• **Stored data**:
########################################
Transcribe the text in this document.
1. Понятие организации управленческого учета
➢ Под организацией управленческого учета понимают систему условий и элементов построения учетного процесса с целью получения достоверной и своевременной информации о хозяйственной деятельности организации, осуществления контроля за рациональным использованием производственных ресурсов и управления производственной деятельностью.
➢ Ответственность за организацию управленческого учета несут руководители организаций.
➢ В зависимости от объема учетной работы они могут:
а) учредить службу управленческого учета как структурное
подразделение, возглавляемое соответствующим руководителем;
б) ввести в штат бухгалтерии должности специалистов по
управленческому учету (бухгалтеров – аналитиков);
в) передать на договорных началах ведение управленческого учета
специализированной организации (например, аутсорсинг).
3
########################################
Copy out the full material exactly as it appears.

• **Written answer**:
Transcribe the text in this document.
1. Понятие организации управленческого учета
➢ Под организацией управленческого учета понимают систему условий и элементов построения учетного процесса с целью получения достоверной и своевременной информации о хозяйственной деятельности организации, осуществления контроля за рациональным использованием производственных ресурсов и управления производственной деятельностью.
➢ Ответственность за организацию управленческого учета несут руководители организаций.
➢ В зависимости от объема учетной работы они могут:
а) учредить службу управленческого учета как структурное
подразделение, возглавляемое соответствующим руководителем;
б) ввести в штат бухгалтерии должности специалистов по
управленческому учету (бухгалтеров – аналитиков);
в) передать на договорных началах ведение управленческого учета
специализированной организации (например, аутсорсинг).
3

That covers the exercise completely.